AIM OF THE EXERCISE :: Each of the entries should be retyped precisely as it appears.

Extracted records

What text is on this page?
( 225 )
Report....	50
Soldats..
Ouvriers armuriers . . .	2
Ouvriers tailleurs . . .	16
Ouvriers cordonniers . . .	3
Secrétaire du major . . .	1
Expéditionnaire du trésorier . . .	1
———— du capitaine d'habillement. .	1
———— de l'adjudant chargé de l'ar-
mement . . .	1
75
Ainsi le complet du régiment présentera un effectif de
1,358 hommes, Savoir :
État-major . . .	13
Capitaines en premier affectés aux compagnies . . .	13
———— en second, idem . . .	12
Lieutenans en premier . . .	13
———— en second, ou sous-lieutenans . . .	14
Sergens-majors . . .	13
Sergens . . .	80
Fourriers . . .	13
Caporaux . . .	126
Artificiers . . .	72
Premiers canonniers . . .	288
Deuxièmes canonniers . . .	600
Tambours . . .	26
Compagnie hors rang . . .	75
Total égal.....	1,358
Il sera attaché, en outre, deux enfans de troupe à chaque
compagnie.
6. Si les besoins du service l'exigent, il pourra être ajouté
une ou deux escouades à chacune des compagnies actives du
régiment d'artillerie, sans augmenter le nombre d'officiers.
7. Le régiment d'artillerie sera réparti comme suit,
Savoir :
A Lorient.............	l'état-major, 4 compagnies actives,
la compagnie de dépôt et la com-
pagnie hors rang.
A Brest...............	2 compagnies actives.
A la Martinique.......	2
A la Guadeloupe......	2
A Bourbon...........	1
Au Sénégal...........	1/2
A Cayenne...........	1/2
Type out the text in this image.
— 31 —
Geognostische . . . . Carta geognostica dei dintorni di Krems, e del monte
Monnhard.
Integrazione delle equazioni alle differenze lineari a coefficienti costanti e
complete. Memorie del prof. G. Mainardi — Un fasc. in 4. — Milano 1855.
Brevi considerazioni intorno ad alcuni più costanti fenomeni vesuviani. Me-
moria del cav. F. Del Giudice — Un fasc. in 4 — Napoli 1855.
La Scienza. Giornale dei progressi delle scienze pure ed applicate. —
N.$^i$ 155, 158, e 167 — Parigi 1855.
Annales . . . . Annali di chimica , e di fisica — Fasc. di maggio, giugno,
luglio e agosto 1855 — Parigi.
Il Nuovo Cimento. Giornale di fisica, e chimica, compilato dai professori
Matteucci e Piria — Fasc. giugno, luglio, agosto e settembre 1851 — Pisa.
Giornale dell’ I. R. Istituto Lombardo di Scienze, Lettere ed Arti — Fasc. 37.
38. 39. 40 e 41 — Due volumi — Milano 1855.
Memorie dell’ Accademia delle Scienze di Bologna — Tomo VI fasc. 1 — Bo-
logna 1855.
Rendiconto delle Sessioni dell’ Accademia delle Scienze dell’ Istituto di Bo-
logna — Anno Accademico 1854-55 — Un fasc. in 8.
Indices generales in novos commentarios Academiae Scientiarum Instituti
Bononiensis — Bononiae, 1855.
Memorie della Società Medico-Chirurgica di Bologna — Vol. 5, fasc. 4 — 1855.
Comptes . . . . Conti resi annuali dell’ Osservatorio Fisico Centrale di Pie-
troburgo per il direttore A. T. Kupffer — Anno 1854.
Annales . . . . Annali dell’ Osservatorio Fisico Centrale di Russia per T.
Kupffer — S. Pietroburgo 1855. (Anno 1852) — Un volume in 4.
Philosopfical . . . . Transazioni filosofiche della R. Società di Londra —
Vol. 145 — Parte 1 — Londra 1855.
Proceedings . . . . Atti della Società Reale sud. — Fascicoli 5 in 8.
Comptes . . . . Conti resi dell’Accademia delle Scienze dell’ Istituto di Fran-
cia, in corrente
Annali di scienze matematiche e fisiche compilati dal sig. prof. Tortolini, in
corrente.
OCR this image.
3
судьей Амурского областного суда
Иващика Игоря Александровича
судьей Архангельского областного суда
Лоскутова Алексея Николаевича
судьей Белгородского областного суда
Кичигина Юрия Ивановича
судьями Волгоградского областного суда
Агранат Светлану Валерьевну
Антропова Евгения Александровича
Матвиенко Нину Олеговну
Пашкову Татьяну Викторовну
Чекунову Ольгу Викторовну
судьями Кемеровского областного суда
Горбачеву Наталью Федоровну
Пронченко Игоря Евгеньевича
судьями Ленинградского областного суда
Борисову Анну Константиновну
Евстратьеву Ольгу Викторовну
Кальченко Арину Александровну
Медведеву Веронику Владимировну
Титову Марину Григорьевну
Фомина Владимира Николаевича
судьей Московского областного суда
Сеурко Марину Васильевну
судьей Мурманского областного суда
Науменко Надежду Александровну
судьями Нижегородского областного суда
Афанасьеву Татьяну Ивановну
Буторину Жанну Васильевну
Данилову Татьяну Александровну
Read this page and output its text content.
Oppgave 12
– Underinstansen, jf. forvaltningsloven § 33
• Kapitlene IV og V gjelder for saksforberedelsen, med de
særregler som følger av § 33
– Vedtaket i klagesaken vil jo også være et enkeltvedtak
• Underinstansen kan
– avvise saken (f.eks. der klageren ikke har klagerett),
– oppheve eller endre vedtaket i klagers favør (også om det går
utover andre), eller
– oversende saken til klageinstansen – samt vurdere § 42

SOLUTION FOR THIS TASK ::
What text is on this page?
( 225 )
Report....	50
Soldats..
Ouvriers armuriers . . .	2
Ouvriers tailleurs . . .	16
Ouvriers cordonniers . . .	3
Secrétaire du major . . .	1
Expéditionnaire du trésorier . . .	1
———— du capitaine d'habillement. .	1
———— de l'adjudant chargé de l'ar-
mement . . .	1
75
Ainsi le complet du régiment présentera un effectif de
1,358 hommes, Savoir :
État-major . . .	13
Capitaines en premier affectés aux compagnies . . .	13
———— en second, idem . . .	12
Lieutenans en premier . . .	13
———— en second, ou sous-lieutenans . . .	14
Sergens-majors . . .	13
Sergens . . .	80
Fourriers . . .	13
Caporaux . . .	126
Artificiers . . .	72
Premiers canonniers . . .	288
Deuxièmes canonniers . . .	600
Tambours . . .	26
Compagnie hors rang . . .	75
Total égal.....	1,358
Il sera attaché, en outre, deux enfans de troupe à chaque
compagnie.
6. Si les besoins du service l'exigent, il pourra être ajouté
une ou deux escouades à chacune des compagnies actives du
régiment d'artillerie, sans augmenter le nombre d'officiers.
7. Le régiment d'artillerie sera réparti comme suit,
Savoir :
A Lorient.............	l'état-major, 4 compagnies actives,
la compagnie de dépôt et la com-
pagnie hors rang.
A Brest...............	2 compagnies actives.
A la Martinique.......	2
A la Guadeloupe......	2
A Bourbon...........	1
Au Sénégal...........	1/2
A Cayenne...........	1/2
Type out the text in this image.
— 31 —
Geognostische . . . . Carta geognostica dei dintorni di Krems, e del monte
Monnhard.
Integrazione delle equazioni alle differenze lineari a coefficienti costanti e
complete. Memorie del prof. G. Mainardi — Un fasc. in 4. — Milano 1855.
Brevi considerazioni intorno ad alcuni più costanti fenomeni vesuviani. Me-
moria del cav. F. Del Giudice — Un fasc. in 4 — Napoli 1855.
La Scienza. Giornale dei progressi delle scienze pure ed applicate. —
N.$^i$ 155, 158, e 167 — Parigi 1855.
Annales . . . . Annali di chimica , e di fisica — Fasc. di maggio, giugno,
luglio e agosto 1855 — Parigi.
Il Nuovo Cimento. Giornale di fisica, e chimica, compilato dai professori
Matteucci e Piria — Fasc. giugno, luglio, agosto e settembre 1851 — Pisa.
Giornale dell’ I. R. Istituto Lombardo di Scienze, Lettere ed Arti — Fasc. 37.
38. 39. 40 e 41 — Due volumi — Milano 1855.
Memorie dell’ Accademia delle Scienze di Bologna — Tomo VI fasc. 1 — Bo-
logna 1855.
Rendiconto delle Sessioni dell’ Accademia delle Scienze dell’ Istituto di Bo-
logna — Anno Accademico 1854-55 — Un fasc. in 8.
Indices generales in novos commentarios Academiae Scientiarum Instituti
Bononiensis — Bononiae, 1855.
Memorie della Società Medico-Chirurgica di Bologna — Vol. 5, fasc. 4 — 1855.
Comptes . . . . Conti resi annuali dell’ Osservatorio Fisico Centrale di Pie-
troburgo per il direttore A. T. Kupffer — Anno 1854.
Annales . . . . Annali dell’ Osservatorio Fisico Centrale di Russia per T.
Kupffer — S. Pietroburgo 1855. (Anno 1852) — Un volume in 4.
Philosopfical . . . . Transazioni filosofiche della R. Società di Londra —
Vol. 145 — Parte 1 — Londra 1855.
Proceedings . . . . Atti della Società Reale sud. — Fascicoli 5 in 8.
Comptes . . . . Conti resi dell’Accademia delle Scienze dell’ Istituto di Fran-
cia, in corrente
Annali di scienze matematiche e fisiche compilati dal sig. prof. Tortolini, in
corrente.
OCR this image.
3
судьей Амурского областного суда
Иващика Игоря Александровича
судьей Архангельского областного суда
Лоскутова Алексея Николаевича
судьей Белгородского областного суда
Кичигина Юрия Ивановича
судьями Волгоградского областного суда
Агранат Светлану Валерьевну
Антропова Евгения Александровича
Матвиенко Нину Олеговну
Пашкову Татьяну Викторовну
Чекунову Ольгу Викторовну
судьями Кемеровского областного суда
Горбачеву Наталью Федоровну
Пронченко Игоря Евгеньевича
судьями Ленинградского областного суда
Борисову Анну Константиновну
Евстратьеву Ольгу Викторовну
Кальченко Арину Александровну
Медведеву Веронику Владимировну
Титову Марину Григорьевну
Фомина Владимира Николаевича
судьей Московского областного суда
Сеурко Марину Васильевну
судьей Мурманского областного суда
Науменко Надежду Александровну
судьями Нижегородского областного суда
Афанасьеву Татьяну Ивановну
Буторину Жанну Васильевну
Данилову Татьяну Александровну
Read this page and output its text content.
Oppgave 12
– Underinstansen, jf. forvaltningsloven § 33
• Kapitlene IV og V gjelder for saksforberedelsen, med de
særregler som følger av § 33
– Vedtaket i klagesaken vil jo også være et enkeltvedtak
• Underinstansen kan
– avvise saken (f.eks. der klageren ikke har klagerett),
– oppheve eller endre vedtaket i klagers favør (også om det går
utover andre), eller
– oversende saken til klageinstansen – samt vurdere § 42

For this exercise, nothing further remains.